*Source text*:
□ □ □
Add a few inches of snow into the equation and you have the perfect excuse for customer care not to take your enquiries seriously.

“It’s the weather,” they cry, fobbing off your disappointed teenagers. “Give it another 24/36/48/60 hours.” The teenagers’ faces drop a hundred miles, yet trusting beings that they are, they resolve to go out to a party in a borrowed dress/tell their friends that their present has been delayed/ make the best of their disappointment and believe the line that is being spun, so build their hopes up again for the next party/occasion/purchase.

By contrast, we 40-somethings start hopping up and down when something doesn’t arrive and we’ve exhausted our reserves of politeness. We start looking on-line for a telephone number to talk to a real person. None of this “standard reply” nonsense for us. Except that’s the trouble. There is no telephone number. Only an e-mail address – this is modern technology in action. Why say in one minute what will take three text messages/e-mails to establish? IE “My parcel isn’t here” and “We’re too busy to care.”
□ □ □
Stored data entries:
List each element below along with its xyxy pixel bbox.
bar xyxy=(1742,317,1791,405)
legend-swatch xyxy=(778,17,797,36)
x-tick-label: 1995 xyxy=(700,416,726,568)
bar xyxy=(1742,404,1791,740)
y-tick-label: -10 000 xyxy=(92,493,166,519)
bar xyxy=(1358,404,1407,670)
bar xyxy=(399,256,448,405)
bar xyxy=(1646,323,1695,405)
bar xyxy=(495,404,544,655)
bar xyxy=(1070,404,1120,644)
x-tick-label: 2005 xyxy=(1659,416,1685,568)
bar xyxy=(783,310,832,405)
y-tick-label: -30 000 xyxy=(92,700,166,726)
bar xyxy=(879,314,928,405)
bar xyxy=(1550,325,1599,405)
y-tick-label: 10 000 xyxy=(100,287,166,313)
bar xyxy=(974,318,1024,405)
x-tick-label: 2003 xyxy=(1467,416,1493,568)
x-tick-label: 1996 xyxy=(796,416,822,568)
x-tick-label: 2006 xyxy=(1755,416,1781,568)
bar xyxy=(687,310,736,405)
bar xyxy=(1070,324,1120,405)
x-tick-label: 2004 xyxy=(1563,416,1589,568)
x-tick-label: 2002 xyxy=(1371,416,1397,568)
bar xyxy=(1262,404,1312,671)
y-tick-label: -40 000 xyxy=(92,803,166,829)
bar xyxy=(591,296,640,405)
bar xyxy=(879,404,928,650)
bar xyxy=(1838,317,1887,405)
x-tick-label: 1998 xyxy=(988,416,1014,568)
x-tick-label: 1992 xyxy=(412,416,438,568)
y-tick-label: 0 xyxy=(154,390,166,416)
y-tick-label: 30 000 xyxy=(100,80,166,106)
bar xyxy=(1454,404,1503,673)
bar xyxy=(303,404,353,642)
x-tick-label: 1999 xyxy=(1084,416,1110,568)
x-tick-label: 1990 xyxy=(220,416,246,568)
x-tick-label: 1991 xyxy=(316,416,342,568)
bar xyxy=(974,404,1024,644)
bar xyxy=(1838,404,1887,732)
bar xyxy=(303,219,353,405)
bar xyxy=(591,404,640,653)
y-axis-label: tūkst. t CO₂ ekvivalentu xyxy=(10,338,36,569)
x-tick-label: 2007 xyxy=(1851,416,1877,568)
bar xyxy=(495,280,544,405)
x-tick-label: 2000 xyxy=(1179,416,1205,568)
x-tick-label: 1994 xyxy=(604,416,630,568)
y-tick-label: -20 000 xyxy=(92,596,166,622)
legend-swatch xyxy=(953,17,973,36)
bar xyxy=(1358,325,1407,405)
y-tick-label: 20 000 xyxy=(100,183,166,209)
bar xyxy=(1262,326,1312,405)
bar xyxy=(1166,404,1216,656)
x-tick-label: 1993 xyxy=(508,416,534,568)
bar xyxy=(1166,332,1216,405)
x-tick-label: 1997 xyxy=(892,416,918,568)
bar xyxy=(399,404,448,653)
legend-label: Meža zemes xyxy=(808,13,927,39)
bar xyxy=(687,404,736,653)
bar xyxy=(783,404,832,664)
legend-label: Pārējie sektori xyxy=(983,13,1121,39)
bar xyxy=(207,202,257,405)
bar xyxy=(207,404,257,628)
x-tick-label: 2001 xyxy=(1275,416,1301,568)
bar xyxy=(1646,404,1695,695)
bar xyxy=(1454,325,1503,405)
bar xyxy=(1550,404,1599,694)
□ □ □
*Brief A*: Write out the passage on late deliveries, starting at the words "Add a few inches" and stopping after "the next party/occasion/purchase.". Replace "weather" with "holiday rush".
*Brief B*: Please carry on the passage on late deliveries from the point where it stops.
The material has no connection to the passage on late deliveries.

*Response box A*:
Add a few inches of snow into the equation and you have the perfect excuse for customer care not to take your enquiries seriously.

“It’s the holiday rush,” they cry, fobbing off your disappointed teenagers. “Give it another 24/36/48/60 hours.” The teenagers’ faces drop a hundred miles, yet trusting beings that they are, they resolve to go out to a party in a borrowed dress/tell their friends that their present has been delayed/ make the best of their disappointment and believe the line that is being spun, so build their hopes up again for the next party/occasion/purchase.

*Response box B*:
Top of the delivery pops? The good old Royal Mail, whose postal workers trudged through snow and searched their vans to placate a near-weeping teenage girl the day of a VIP (Very Important Party); and to the CityLink Amazon delivery driver who arrived on the doorstep wet, cold and snowed on, but was still cheery enough to wish us a Happy Christmas as he dropped off the last of the on-line purchases.

Chief culprits for giving negative experiences this year are Next and Asos. Though Next’s final apology was accompanied by a £20 gift voucher – the shoes, dress and waistcoat ordered for the tweenies for our wedding simply failed to turn up – they couldn’t even deliver the right order to their own shop a few days later adding exasperation to pre-wedding nerves and the need for yet another shopping trip. Even last week, two months after the order was placed, I was still having to insist I didn’t owe them any money for goods undelivered.

As for Asos, my 17-year-old daughter’s experiences with them would have driven another teenager to tantrums. Let’s just say, it’s now 13 days and counting since she ordered that special dress and it’s just appeared in their post-Christmas sale, £10 cheaper than the price she paid. It’s in the post, they’ve just told me. I’ll keep you posted on its progress, which is more than you’ll get from Asos.

*Update December 30th – With the power of Twitter and the help of Red mag editor Sam, and blogger LibertyLndnGirl, the dress arrived at lunchtime today, 15 days after the order was placed. My daughter looks fab in it and seems unfazed by her experience. Good job as her grandmother had bought her an Asos gift voucher for Christmas.

**Update December 31st – The same dress has been delivered again today – You have to see the funny side!